◆ **RECORD EXTRACTS**:
• • • • •

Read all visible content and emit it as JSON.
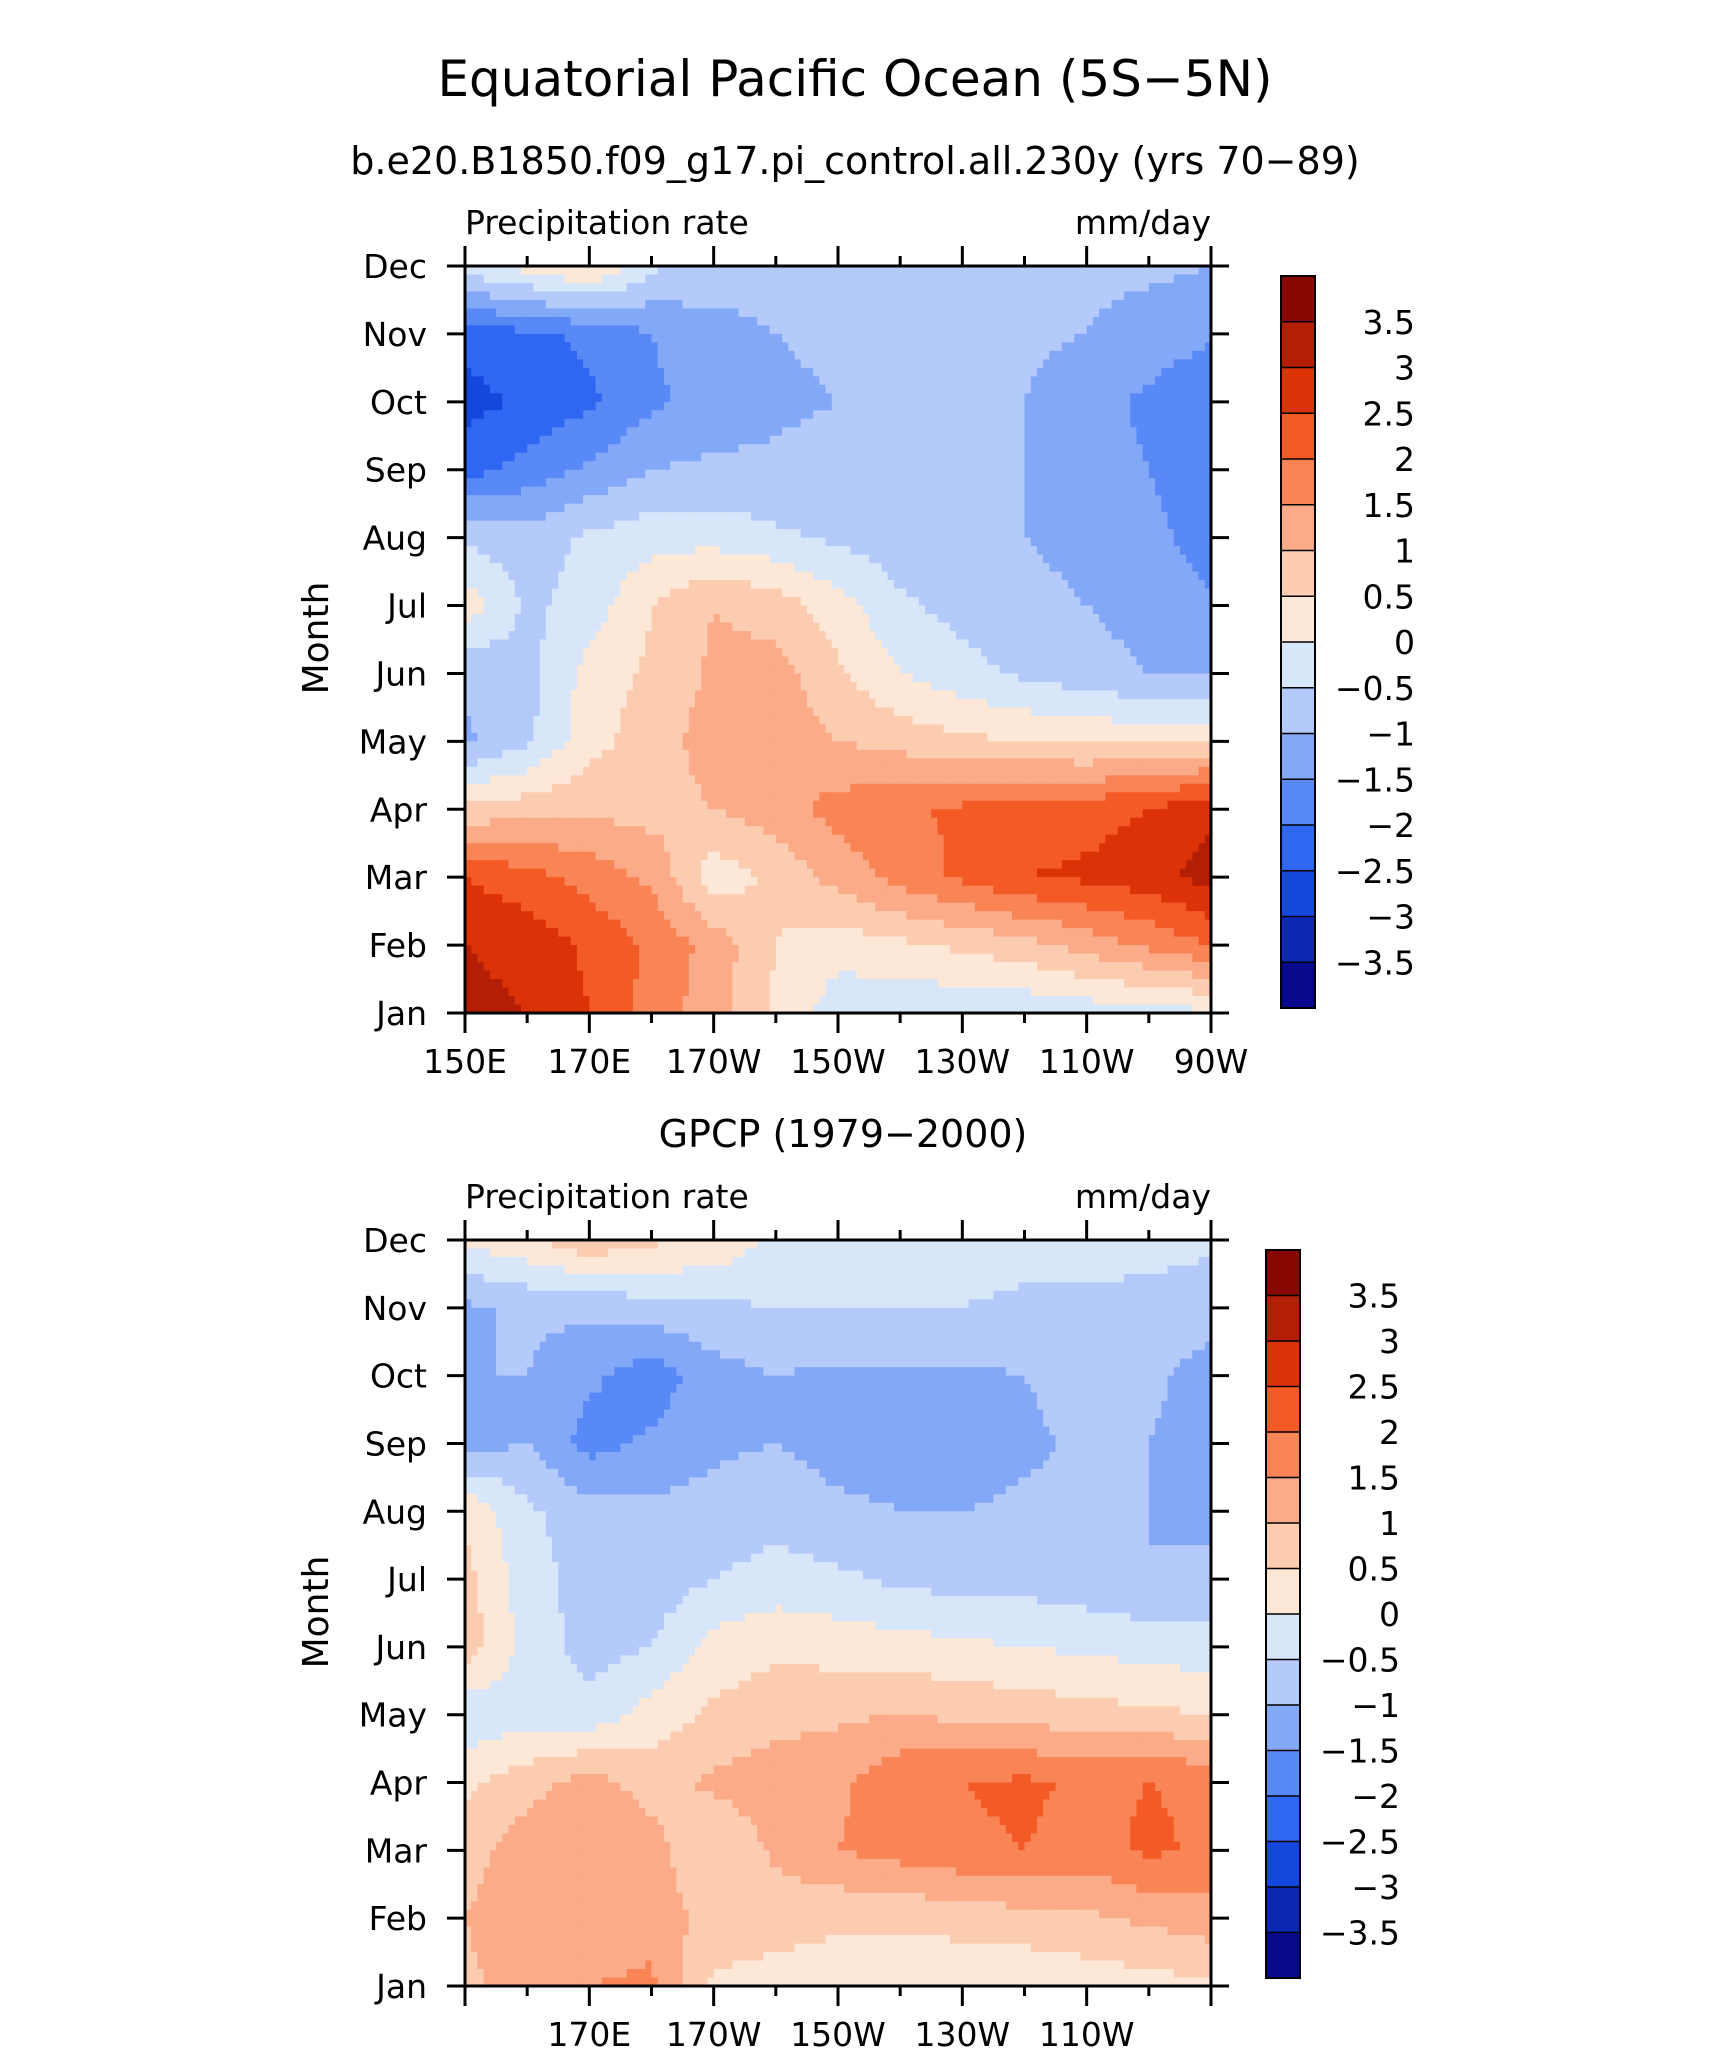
{
  "title": "Equatorial Pacific Ocean (5S−5N)",
  "chart_data": [
    {
      "type": "heatmap",
      "subtitle": "b.e20.B1850.f09_g17.pi_control.all.230y (yrs 70−89)",
      "left_label": "Precipitation rate",
      "right_label": "mm/day",
      "ylabel": "Month",
      "y_ticks": [
        "Jan",
        "Feb",
        "Mar",
        "Apr",
        "May",
        "Jun",
        "Jul",
        "Aug",
        "Sep",
        "Oct",
        "Nov",
        "Dec"
      ],
      "x_tick_labels": [
        "150E",
        "170E",
        "170W",
        "150W",
        "130W",
        "110W",
        "90W"
      ],
      "x_range": [
        150,
        270
      ],
      "colorbar_labels": [
        "3.5",
        "3",
        "2.5",
        "2",
        "1.5",
        "1",
        "0.5",
        "0",
        "−0.5",
        "−1",
        "−1.5",
        "−2",
        "−2.5",
        "−3",
        "−3.5"
      ],
      "grid": [
        [
          3.2,
          3.0,
          2.5,
          1.8,
          1.2,
          0.4,
          -0.3,
          -0.4,
          -0.4,
          -0.4,
          -0.3,
          -0.2,
          -0.1
        ],
        [
          3.0,
          2.8,
          2.4,
          1.9,
          1.3,
          0.5,
          0.2,
          0.4,
          0.6,
          0.8,
          1.2,
          1.6,
          2.0
        ],
        [
          2.5,
          2.2,
          1.8,
          1.4,
          0.2,
          0.6,
          1.2,
          1.7,
          2.1,
          2.5,
          2.6,
          2.8,
          3.2
        ],
        [
          0.6,
          0.8,
          0.9,
          0.8,
          1.0,
          1.3,
          1.7,
          1.9,
          2.1,
          2.2,
          2.3,
          2.5,
          2.9
        ],
        [
          -1.1,
          -0.6,
          0.3,
          0.8,
          1.2,
          1.3,
          1.0,
          0.8,
          0.6,
          0.5,
          0.4,
          0.4,
          0.5
        ],
        [
          -0.9,
          -0.7,
          0.2,
          0.6,
          1.1,
          1.2,
          0.6,
          0.0,
          -0.3,
          -0.6,
          -0.8,
          -1.0,
          -1.1
        ],
        [
          0.3,
          -0.6,
          -0.3,
          0.5,
          1.0,
          0.8,
          0.2,
          -0.4,
          -0.7,
          -0.9,
          -1.0,
          -1.2,
          -1.4
        ],
        [
          -0.6,
          -0.8,
          -0.4,
          -0.2,
          -0.2,
          -0.4,
          -0.6,
          -0.8,
          -0.9,
          -1.0,
          -1.1,
          -1.3,
          -1.8
        ],
        [
          -2.2,
          -1.8,
          -1.4,
          -1.0,
          -0.9,
          -0.9,
          -0.8,
          -0.9,
          -0.9,
          -1.0,
          -1.3,
          -1.5,
          -1.9
        ],
        [
          -2.7,
          -2.4,
          -2.1,
          -1.6,
          -1.3,
          -1.1,
          -1.0,
          -0.9,
          -0.9,
          -1.0,
          -1.3,
          -1.6,
          -2.0
        ],
        [
          -2.3,
          -2.1,
          -1.9,
          -1.5,
          -1.2,
          -1.0,
          -0.9,
          -0.8,
          -0.8,
          -0.9,
          -1.0,
          -1.2,
          -1.4
        ],
        [
          -0.2,
          0.2,
          0.6,
          -0.4,
          -0.7,
          -0.8,
          -0.8,
          -0.8,
          -0.8,
          -0.8,
          -0.9,
          -0.9,
          -1.0
        ]
      ]
    },
    {
      "type": "heatmap",
      "subtitle": "GPCP (1979−2000)",
      "left_label": "Precipitation rate",
      "right_label": "mm/day",
      "ylabel": "Month",
      "y_ticks": [
        "Jan",
        "Feb",
        "Mar",
        "Apr",
        "May",
        "Jun",
        "Jul",
        "Aug",
        "Sep",
        "Oct",
        "Nov",
        "Dec"
      ],
      "x_tick_labels": [
        "",
        "170E",
        "170W",
        "150W",
        "130W",
        "110W",
        ""
      ],
      "x_range": [
        150,
        270
      ],
      "colorbar_labels": [
        "3.5",
        "3",
        "2.5",
        "2",
        "1.5",
        "1",
        "0.5",
        "0",
        "−0.5",
        "−1",
        "−1.5",
        "−2",
        "−2.5",
        "−3",
        "−3.5"
      ],
      "grid": [
        [
          0.9,
          1.2,
          1.5,
          1.6,
          0.4,
          0.3,
          0.2,
          0.1,
          0.1,
          0.1,
          0.2,
          0.3,
          0.4
        ],
        [
          1.0,
          1.3,
          1.2,
          1.3,
          0.8,
          0.7,
          0.6,
          0.6,
          0.7,
          0.8,
          0.9,
          1.1,
          1.3
        ],
        [
          0.8,
          1.3,
          1.4,
          1.2,
          0.5,
          1.1,
          1.5,
          1.7,
          1.9,
          2.0,
          1.8,
          2.1,
          1.9
        ],
        [
          0.4,
          0.8,
          1.2,
          0.8,
          1.1,
          1.3,
          1.4,
          1.9,
          2.0,
          2.1,
          1.9,
          2.0,
          1.9
        ],
        [
          -0.4,
          -0.2,
          -0.3,
          0.2,
          0.6,
          0.8,
          0.9,
          1.0,
          0.9,
          0.8,
          0.7,
          0.6,
          0.5
        ],
        [
          0.8,
          -0.2,
          -0.7,
          -0.5,
          0.2,
          0.4,
          0.3,
          0.2,
          0.1,
          0.0,
          -0.1,
          -0.2,
          -0.3
        ],
        [
          0.7,
          -0.3,
          -0.7,
          -0.8,
          -0.5,
          -0.3,
          -0.4,
          -0.6,
          -0.7,
          -0.7,
          -0.8,
          -1.0,
          -0.9
        ],
        [
          0.4,
          -0.4,
          -0.8,
          -0.9,
          -0.8,
          -0.7,
          -0.9,
          -1.0,
          -1.0,
          -0.9,
          -0.9,
          -1.0,
          -1.1
        ],
        [
          -1.2,
          -1.0,
          -1.7,
          -1.4,
          -1.1,
          -1.0,
          -1.2,
          -1.2,
          -1.3,
          -1.1,
          -0.9,
          -1.0,
          -1.2
        ],
        [
          -1.0,
          -1.0,
          -1.4,
          -1.8,
          -1.2,
          -1.0,
          -1.1,
          -1.1,
          -1.1,
          -1.0,
          -0.8,
          -0.9,
          -1.2
        ],
        [
          -1.1,
          -0.9,
          -0.9,
          -0.7,
          -0.6,
          -0.5,
          -0.5,
          -0.5,
          -0.5,
          -0.6,
          -0.6,
          -0.7,
          -0.8
        ],
        [
          0.1,
          0.4,
          0.9,
          0.6,
          0.4,
          -0.1,
          -0.3,
          -0.3,
          -0.3,
          -0.3,
          -0.3,
          -0.3,
          -0.4
        ]
      ]
    }
  ],
  "colors": {
    "levels_low_to_high": [
      "#08088c",
      "#0c28b4",
      "#1448dc",
      "#2e67f2",
      "#5889f6",
      "#84a8f8",
      "#b4cafa",
      "#d8e6fa",
      "#fde8d8",
      "#fcccb0",
      "#fbab88",
      "#f98456",
      "#f45a26",
      "#dc3208",
      "#b41e04",
      "#880804"
    ]
  }
}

• • • • •

◆ **EXERCISE TASK**: Output all of the records exactly as they appear above, but not the pictures.

◆ **TASK OUTPUT**:
Read all visible content and emit it as JSON.
{
  "title": "Equatorial Pacific Ocean (5S−5N)",
  "chart_data": [
    {
      "type": "heatmap",
      "subtitle": "b.e20.B1850.f09_g17.pi_control.all.230y (yrs 70−89)",
      "left_label": "Precipitation rate",
      "right_label": "mm/day",
      "ylabel": "Month",
      "y_ticks": [
        "Jan",
        "Feb",
        "Mar",
        "Apr",
        "May",
        "Jun",
        "Jul",
        "Aug",
        "Sep",
        "Oct",
        "Nov",
        "Dec"
      ],
      "x_tick_labels": [
        "150E",
        "170E",
        "170W",
        "150W",
        "130W",
        "110W",
        "90W"
      ],
      "x_range": [
        150,
        270
      ],
      "colorbar_labels": [
        "3.5",
        "3",
        "2.5",
        "2",
        "1.5",
        "1",
        "0.5",
        "0",
        "−0.5",
        "−1",
        "−1.5",
        "−2",
        "−2.5",
        "−3",
        "−3.5"
      ],
      "grid": [
        [
          3.2,
          3.0,
          2.5,
          1.8,
          1.2,
          0.4,
          -0.3,
          -0.4,
          -0.4,
          -0.4,
          -0.3,
          -0.2,
          -0.1
        ],
        [
          3.0,
          2.8,
          2.4,
          1.9,
          1.3,
          0.5,
          0.2,
          0.4,
          0.6,
          0.8,
          1.2,
          1.6,
          2.0
        ],
        [
          2.5,
          2.2,
          1.8,
          1.4,
          0.2,
          0.6,
          1.2,
          1.7,
          2.1,
          2.5,
          2.6,
          2.8,
          3.2
        ],
        [
          0.6,
          0.8,
          0.9,
          0.8,
          1.0,
          1.3,
          1.7,
          1.9,
          2.1,
          2.2,
          2.3,
          2.5,
          2.9
        ],
        [
          -1.1,
          -0.6,
          0.3,
          0.8,
          1.2,
          1.3,
          1.0,
          0.8,
          0.6,
          0.5,
          0.4,
          0.4,
          0.5
        ],
        [
          -0.9,
          -0.7,
          0.2,
          0.6,
          1.1,
          1.2,
          0.6,
          0.0,
          -0.3,
          -0.6,
          -0.8,
          -1.0,
          -1.1
        ],
        [
          0.3,
          -0.6,
          -0.3,
          0.5,
          1.0,
          0.8,
          0.2,
          -0.4,
          -0.7,
          -0.9,
          -1.0,
          -1.2,
          -1.4
        ],
        [
          -0.6,
          -0.8,
          -0.4,
          -0.2,
          -0.2,
          -0.4,
          -0.6,
          -0.8,
          -0.9,
          -1.0,
          -1.1,
          -1.3,
          -1.8
        ],
        [
          -2.2,
          -1.8,
          -1.4,
          -1.0,
          -0.9,
          -0.9,
          -0.8,
          -0.9,
          -0.9,
          -1.0,
          -1.3,
          -1.5,
          -1.9
        ],
        [
          -2.7,
          -2.4,
          -2.1,
          -1.6,
          -1.3,
          -1.1,
          -1.0,
          -0.9,
          -0.9,
          -1.0,
          -1.3,
          -1.6,
          -2.0
        ],
        [
          -2.3,
          -2.1,
          -1.9,
          -1.5,
          -1.2,
          -1.0,
          -0.9,
          -0.8,
          -0.8,
          -0.9,
          -1.0,
          -1.2,
          -1.4
        ],
        [
          -0.2,
          0.2,
          0.6,
          -0.4,
          -0.7,
          -0.8,
          -0.8,
          -0.8,
          -0.8,
          -0.8,
          -0.9,
          -0.9,
          -1.0
        ]
      ]
    },
    {
      "type": "heatmap",
      "subtitle": "GPCP (1979−2000)",
      "left_label": "Precipitation rate",
      "right_label": "mm/day",
      "ylabel": "Month",
      "y_ticks": [
        "Jan",
        "Feb",
        "Mar",
        "Apr",
        "May",
        "Jun",
        "Jul",
        "Aug",
        "Sep",
        "Oct",
        "Nov",
        "Dec"
      ],
      "x_tick_labels": [
        "",
        "170E",
        "170W",
        "150W",
        "130W",
        "110W",
        ""
      ],
      "x_range": [
        150,
        270
      ],
      "colorbar_labels": [
        "3.5",
        "3",
        "2.5",
        "2",
        "1.5",
        "1",
        "0.5",
        "0",
        "−0.5",
        "−1",
        "−1.5",
        "−2",
        "−2.5",
        "−3",
        "−3.5"
      ],
      "grid": [
        [
          0.9,
          1.2,
          1.5,
          1.6,
          0.4,
          0.3,
          0.2,
          0.1,
          0.1,
          0.1,
          0.2,
          0.3,
          0.4
        ],
        [
          1.0,
          1.3,
          1.2,
          1.3,
          0.8,
          0.7,
          0.6,
          0.6,
          0.7,
          0.8,
          0.9,
          1.1,
          1.3
        ],
        [
          0.8,
          1.3,
          1.4,
          1.2,
          0.5,
          1.1,
          1.5,
          1.7,
          1.9,
          2.0,
          1.8,
          2.1,
          1.9
        ],
        [
          0.4,
          0.8,
          1.2,
          0.8,
          1.1,
          1.3,
          1.4,
          1.9,
          2.0,
          2.1,
          1.9,
          2.0,
          1.9
        ],
        [
          -0.4,
          -0.2,
          -0.3,
          0.2,
          0.6,
          0.8,
          0.9,
          1.0,
          0.9,
          0.8,
          0.7,
          0.6,
          0.5
        ],
        [
          0.8,
          -0.2,
          -0.7,
          -0.5,
          0.2,
          0.4,
          0.3,
          0.2,
          0.1,
          0.0,
          -0.1,
          -0.2,
          -0.3
        ],
        [
          0.7,
          -0.3,
          -0.7,
          -0.8,
          -0.5,
          -0.3,
          -0.4,
          -0.6,
          -0.7,
          -0.7,
          -0.8,
          -1.0,
          -0.9
        ],
        [
          0.4,
          -0.4,
          -0.8,
          -0.9,
          -0.8,
          -0.7,
          -0.9,
          -1.0,
          -1.0,
          -0.9,
          -0.9,
          -1.0,
          -1.1
        ],
        [
          -1.2,
          -1.0,
          -1.7,
          -1.4,
          -1.1,
          -1.0,
          -1.2,
          -1.2,
          -1.3,
          -1.1,
          -0.9,
          -1.0,
          -1.2
        ],
        [
          -1.0,
          -1.0,
          -1.4,
          -1.8,
          -1.2,
          -1.0,
          -1.1,
          -1.1,
          -1.1,
          -1.0,
          -0.8,
          -0.9,
          -1.2
        ],
        [
          -1.1,
          -0.9,
          -0.9,
          -0.7,
          -0.6,
          -0.5,
          -0.5,
          -0.5,
          -0.5,
          -0.6,
          -0.6,
          -0.7,
          -0.8
        ],
        [
          0.1,
          0.4,
          0.9,
          0.6,
          0.4,
          -0.1,
          -0.3,
          -0.3,
          -0.3,
          -0.3,
          -0.3,
          -0.3,
          -0.4
        ]
      ]
    }
  ],
  "colors": {
    "levels_low_to_high": [
      "#08088c",
      "#0c28b4",
      "#1448dc",
      "#2e67f2",
      "#5889f6",
      "#84a8f8",
      "#b4cafa",
      "#d8e6fa",
      "#fde8d8",
      "#fcccb0",
      "#fbab88",
      "#f98456",
      "#f45a26",
      "#dc3208",
      "#b41e04",
      "#880804"
    ]
  }
}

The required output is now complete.